▶ [Problem description] Every line of the data must be copied exactly.

▶ [Recorded data]
·····

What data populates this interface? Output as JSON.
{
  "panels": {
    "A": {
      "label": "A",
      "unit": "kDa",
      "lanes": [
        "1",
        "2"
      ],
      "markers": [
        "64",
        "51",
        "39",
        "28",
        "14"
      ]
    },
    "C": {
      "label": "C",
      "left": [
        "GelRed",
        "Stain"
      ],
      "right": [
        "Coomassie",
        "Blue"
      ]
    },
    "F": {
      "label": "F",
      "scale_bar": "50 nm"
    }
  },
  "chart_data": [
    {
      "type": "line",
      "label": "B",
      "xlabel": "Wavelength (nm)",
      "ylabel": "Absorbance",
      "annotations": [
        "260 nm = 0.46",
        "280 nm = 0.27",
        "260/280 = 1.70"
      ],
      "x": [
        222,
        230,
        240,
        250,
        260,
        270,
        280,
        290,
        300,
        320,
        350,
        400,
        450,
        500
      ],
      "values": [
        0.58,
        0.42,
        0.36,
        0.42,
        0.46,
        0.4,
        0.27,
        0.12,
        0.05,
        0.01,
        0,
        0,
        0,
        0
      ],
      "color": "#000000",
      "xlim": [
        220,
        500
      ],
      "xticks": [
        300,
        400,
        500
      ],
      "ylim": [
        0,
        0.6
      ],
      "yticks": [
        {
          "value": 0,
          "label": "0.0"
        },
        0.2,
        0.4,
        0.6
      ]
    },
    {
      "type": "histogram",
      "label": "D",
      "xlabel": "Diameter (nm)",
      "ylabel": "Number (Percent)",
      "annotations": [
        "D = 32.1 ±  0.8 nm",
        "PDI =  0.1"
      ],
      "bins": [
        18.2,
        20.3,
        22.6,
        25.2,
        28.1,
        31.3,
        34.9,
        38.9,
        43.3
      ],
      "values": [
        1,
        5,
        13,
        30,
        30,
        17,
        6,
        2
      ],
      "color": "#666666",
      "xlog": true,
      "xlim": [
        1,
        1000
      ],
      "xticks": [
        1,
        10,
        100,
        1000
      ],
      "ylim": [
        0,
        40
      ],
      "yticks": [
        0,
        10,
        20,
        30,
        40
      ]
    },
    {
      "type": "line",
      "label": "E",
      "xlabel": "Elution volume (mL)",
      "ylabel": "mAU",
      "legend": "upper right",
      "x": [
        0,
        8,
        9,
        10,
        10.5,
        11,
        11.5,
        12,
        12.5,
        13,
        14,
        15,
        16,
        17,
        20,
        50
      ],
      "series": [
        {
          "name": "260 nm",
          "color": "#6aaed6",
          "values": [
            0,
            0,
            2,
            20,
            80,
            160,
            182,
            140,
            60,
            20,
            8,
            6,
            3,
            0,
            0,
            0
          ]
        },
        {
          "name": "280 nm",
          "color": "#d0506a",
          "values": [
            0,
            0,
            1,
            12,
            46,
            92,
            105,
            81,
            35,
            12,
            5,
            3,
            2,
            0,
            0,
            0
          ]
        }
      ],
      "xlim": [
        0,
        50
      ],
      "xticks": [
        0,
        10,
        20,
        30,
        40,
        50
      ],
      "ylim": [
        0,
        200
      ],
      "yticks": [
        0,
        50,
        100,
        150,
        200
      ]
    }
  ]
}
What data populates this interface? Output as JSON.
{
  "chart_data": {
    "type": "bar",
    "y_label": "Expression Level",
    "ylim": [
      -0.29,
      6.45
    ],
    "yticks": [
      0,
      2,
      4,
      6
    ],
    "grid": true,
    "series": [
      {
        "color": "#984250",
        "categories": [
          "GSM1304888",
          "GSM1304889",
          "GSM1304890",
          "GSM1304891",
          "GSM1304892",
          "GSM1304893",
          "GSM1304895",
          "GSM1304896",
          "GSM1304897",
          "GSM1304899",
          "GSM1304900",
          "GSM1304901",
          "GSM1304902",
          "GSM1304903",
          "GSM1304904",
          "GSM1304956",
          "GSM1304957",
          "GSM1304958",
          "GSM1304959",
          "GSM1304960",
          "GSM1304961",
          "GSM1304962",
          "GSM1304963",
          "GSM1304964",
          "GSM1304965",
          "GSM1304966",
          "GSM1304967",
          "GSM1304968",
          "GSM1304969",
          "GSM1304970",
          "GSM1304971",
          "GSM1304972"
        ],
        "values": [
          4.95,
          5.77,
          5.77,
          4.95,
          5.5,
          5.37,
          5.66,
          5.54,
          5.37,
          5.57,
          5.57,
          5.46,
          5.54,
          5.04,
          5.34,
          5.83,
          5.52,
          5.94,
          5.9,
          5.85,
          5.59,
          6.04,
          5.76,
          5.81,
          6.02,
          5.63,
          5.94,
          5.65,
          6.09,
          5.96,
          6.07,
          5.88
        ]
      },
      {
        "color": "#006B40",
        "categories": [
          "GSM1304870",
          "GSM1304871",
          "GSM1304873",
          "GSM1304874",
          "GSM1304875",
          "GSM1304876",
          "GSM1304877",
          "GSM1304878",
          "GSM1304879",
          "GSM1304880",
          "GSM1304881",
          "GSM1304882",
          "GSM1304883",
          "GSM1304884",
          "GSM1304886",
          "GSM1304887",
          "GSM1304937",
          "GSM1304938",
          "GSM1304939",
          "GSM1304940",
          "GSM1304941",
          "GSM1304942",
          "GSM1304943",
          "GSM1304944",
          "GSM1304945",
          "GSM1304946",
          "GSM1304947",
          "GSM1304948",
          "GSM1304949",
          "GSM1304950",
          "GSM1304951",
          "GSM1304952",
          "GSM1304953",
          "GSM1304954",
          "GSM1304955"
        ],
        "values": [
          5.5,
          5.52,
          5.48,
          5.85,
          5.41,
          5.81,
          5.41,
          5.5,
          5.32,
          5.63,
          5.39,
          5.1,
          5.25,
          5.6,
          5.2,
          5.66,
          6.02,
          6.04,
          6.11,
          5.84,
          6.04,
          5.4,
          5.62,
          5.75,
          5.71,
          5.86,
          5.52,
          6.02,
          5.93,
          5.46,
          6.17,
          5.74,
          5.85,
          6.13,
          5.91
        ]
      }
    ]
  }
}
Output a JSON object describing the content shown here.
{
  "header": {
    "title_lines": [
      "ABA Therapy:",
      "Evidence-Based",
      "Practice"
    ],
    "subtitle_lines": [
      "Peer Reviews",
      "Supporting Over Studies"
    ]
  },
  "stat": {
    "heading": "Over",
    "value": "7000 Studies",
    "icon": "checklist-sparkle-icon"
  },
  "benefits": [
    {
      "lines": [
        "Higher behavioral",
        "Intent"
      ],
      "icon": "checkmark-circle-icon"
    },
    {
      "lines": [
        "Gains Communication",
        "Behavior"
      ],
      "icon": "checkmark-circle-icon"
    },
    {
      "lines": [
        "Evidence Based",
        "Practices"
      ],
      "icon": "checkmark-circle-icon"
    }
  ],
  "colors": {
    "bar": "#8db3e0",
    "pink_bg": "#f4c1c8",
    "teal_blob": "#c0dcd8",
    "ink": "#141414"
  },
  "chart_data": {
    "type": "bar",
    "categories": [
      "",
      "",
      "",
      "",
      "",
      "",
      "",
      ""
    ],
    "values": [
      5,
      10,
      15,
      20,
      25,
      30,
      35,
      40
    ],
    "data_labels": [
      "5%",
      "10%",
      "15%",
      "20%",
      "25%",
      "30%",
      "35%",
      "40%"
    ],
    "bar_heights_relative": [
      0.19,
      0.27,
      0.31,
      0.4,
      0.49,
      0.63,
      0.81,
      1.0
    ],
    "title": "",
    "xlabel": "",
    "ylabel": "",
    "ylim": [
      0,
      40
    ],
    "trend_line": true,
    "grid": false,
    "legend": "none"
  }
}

·····

▶ [Solution to this problem]
What data populates this interface? Output as JSON.
{
  "panels": {
    "A": {
      "label": "A",
      "unit": "kDa",
      "lanes": [
        "1",
        "2"
      ],
      "markers": [
        "64",
        "51",
        "39",
        "28",
        "14"
      ]
    },
    "C": {
      "label": "C",
      "left": [
        "GelRed",
        "Stain"
      ],
      "right": [
        "Coomassie",
        "Blue"
      ]
    },
    "F": {
      "label": "F",
      "scale_bar": "50 nm"
    }
  },
  "chart_data": [
    {
      "type": "line",
      "label": "B",
      "xlabel": "Wavelength (nm)",
      "ylabel": "Absorbance",
      "annotations": [
        "260 nm = 0.46",
        "280 nm = 0.27",
        "260/280 = 1.70"
      ],
      "x": [
        222,
        230,
        240,
        250,
        260,
        270,
        280,
        290,
        300,
        320,
        350,
        400,
        450,
        500
      ],
      "values": [
        0.58,
        0.42,
        0.36,
        0.42,
        0.46,
        0.4,
        0.27,
        0.12,
        0.05,
        0.01,
        0,
        0,
        0,
        0
      ],
      "color": "#000000",
      "xlim": [
        220,
        500
      ],
      "xticks": [
        300,
        400,
        500
      ],
      "ylim": [
        0,
        0.6
      ],
      "yticks": [
        {
          "value": 0,
          "label": "0.0"
        },
        0.2,
        0.4,
        0.6
      ]
    },
    {
      "type": "histogram",
      "label": "D",
      "xlabel": "Diameter (nm)",
      "ylabel": "Number (Percent)",
      "annotations": [
        "D = 32.1 ±  0.8 nm",
        "PDI =  0.1"
      ],
      "bins": [
        18.2,
        20.3,
        22.6,
        25.2,
        28.1,
        31.3,
        34.9,
        38.9,
        43.3
      ],
      "values": [
        1,
        5,
        13,
        30,
        30,
        17,
        6,
        2
      ],
      "color": "#666666",
      "xlog": true,
      "xlim": [
        1,
        1000
      ],
      "xticks": [
        1,
        10,
        100,
        1000
      ],
      "ylim": [
        0,
        40
      ],
      "yticks": [
        0,
        10,
        20,
        30,
        40
      ]
    },
    {
      "type": "line",
      "label": "E",
      "xlabel": "Elution volume (mL)",
      "ylabel": "mAU",
      "legend": "upper right",
      "x": [
        0,
        8,
        9,
        10,
        10.5,
        11,
        11.5,
        12,
        12.5,
        13,
        14,
        15,
        16,
        17,
        20,
        50
      ],
      "series": [
        {
          "name": "260 nm",
          "color": "#6aaed6",
          "values": [
            0,
            0,
            2,
            20,
            80,
            160,
            182,
            140,
            60,
            20,
            8,
            6,
            3,
            0,
            0,
            0
          ]
        },
        {
          "name": "280 nm",
          "color": "#d0506a",
          "values": [
            0,
            0,
            1,
            12,
            46,
            92,
            105,
            81,
            35,
            12,
            5,
            3,
            2,
            0,
            0,
            0
          ]
        }
      ],
      "xlim": [
        0,
        50
      ],
      "xticks": [
        0,
        10,
        20,
        30,
        40,
        50
      ],
      "ylim": [
        0,
        200
      ],
      "yticks": [
        0,
        50,
        100,
        150,
        200
      ]
    }
  ]
}
What data populates this interface? Output as JSON.
{
  "chart_data": {
    "type": "bar",
    "y_label": "Expression Level",
    "ylim": [
      -0.29,
      6.45
    ],
    "yticks": [
      0,
      2,
      4,
      6
    ],
    "grid": true,
    "series": [
      {
        "color": "#984250",
        "categories": [
          "GSM1304888",
          "GSM1304889",
          "GSM1304890",
          "GSM1304891",
          "GSM1304892",
          "GSM1304893",
          "GSM1304895",
          "GSM1304896",
          "GSM1304897",
          "GSM1304899",
          "GSM1304900",
          "GSM1304901",
          "GSM1304902",
          "GSM1304903",
          "GSM1304904",
          "GSM1304956",
          "GSM1304957",
          "GSM1304958",
          "GSM1304959",
          "GSM1304960",
          "GSM1304961",
          "GSM1304962",
          "GSM1304963",
          "GSM1304964",
          "GSM1304965",
          "GSM1304966",
          "GSM1304967",
          "GSM1304968",
          "GSM1304969",
          "GSM1304970",
          "GSM1304971",
          "GSM1304972"
        ],
        "values": [
          4.95,
          5.77,
          5.77,
          4.95,
          5.5,
          5.37,
          5.66,
          5.54,
          5.37,
          5.57,
          5.57,
          5.46,
          5.54,
          5.04,
          5.34,
          5.83,
          5.52,
          5.94,
          5.9,
          5.85,
          5.59,
          6.04,
          5.76,
          5.81,
          6.02,
          5.63,
          5.94,
          5.65,
          6.09,
          5.96,
          6.07,
          5.88
        ]
      },
      {
        "color": "#006B40",
        "categories": [
          "GSM1304870",
          "GSM1304871",
          "GSM1304873",
          "GSM1304874",
          "GSM1304875",
          "GSM1304876",
          "GSM1304877",
          "GSM1304878",
          "GSM1304879",
          "GSM1304880",
          "GSM1304881",
          "GSM1304882",
          "GSM1304883",
          "GSM1304884",
          "GSM1304886",
          "GSM1304887",
          "GSM1304937",
          "GSM1304938",
          "GSM1304939",
          "GSM1304940",
          "GSM1304941",
          "GSM1304942",
          "GSM1304943",
          "GSM1304944",
          "GSM1304945",
          "GSM1304946",
          "GSM1304947",
          "GSM1304948",
          "GSM1304949",
          "GSM1304950",
          "GSM1304951",
          "GSM1304952",
          "GSM1304953",
          "GSM1304954",
          "GSM1304955"
        ],
        "values": [
          5.5,
          5.52,
          5.48,
          5.85,
          5.41,
          5.81,
          5.41,
          5.5,
          5.32,
          5.63,
          5.39,
          5.1,
          5.25,
          5.6,
          5.2,
          5.66,
          6.02,
          6.04,
          6.11,
          5.84,
          6.04,
          5.4,
          5.62,
          5.75,
          5.71,
          5.86,
          5.52,
          6.02,
          5.93,
          5.46,
          6.17,
          5.74,
          5.85,
          6.13,
          5.91
        ]
      }
    ]
  }
}
Output a JSON object describing the content shown here.
{
  "header": {
    "title_lines": [
      "ABA Therapy:",
      "Evidence-Based",
      "Practice"
    ],
    "subtitle_lines": [
      "Peer Reviews",
      "Supporting Over Studies"
    ]
  },
  "stat": {
    "heading": "Over",
    "value": "7000 Studies",
    "icon": "checklist-sparkle-icon"
  },
  "benefits": [
    {
      "lines": [
        "Higher behavioral",
        "Intent"
      ],
      "icon": "checkmark-circle-icon"
    },
    {
      "lines": [
        "Gains Communication",
        "Behavior"
      ],
      "icon": "checkmark-circle-icon"
    },
    {
      "lines": [
        "Evidence Based",
        "Practices"
      ],
      "icon": "checkmark-circle-icon"
    }
  ],
  "colors": {
    "bar": "#8db3e0",
    "pink_bg": "#f4c1c8",
    "teal_blob": "#c0dcd8",
    "ink": "#141414"
  },
  "chart_data": {
    "type": "bar",
    "categories": [
      "",
      "",
      "",
      "",
      "",
      "",
      "",
      ""
    ],
    "values": [
      5,
      10,
      15,
      20,
      25,
      30,
      35,
      40
    ],
    "data_labels": [
      "5%",
      "10%",
      "15%",
      "20%",
      "25%",
      "30%",
      "35%",
      "40%"
    ],
    "bar_heights_relative": [
      0.19,
      0.27,
      0.31,
      0.4,
      0.49,
      0.63,
      0.81,
      1.0
    ],
    "title": "",
    "xlabel": "",
    "ylabel": "",
    "ylim": [
      0,
      40
    ],
    "trend_line": true,
    "grid": false,
    "legend": "none"
  }
}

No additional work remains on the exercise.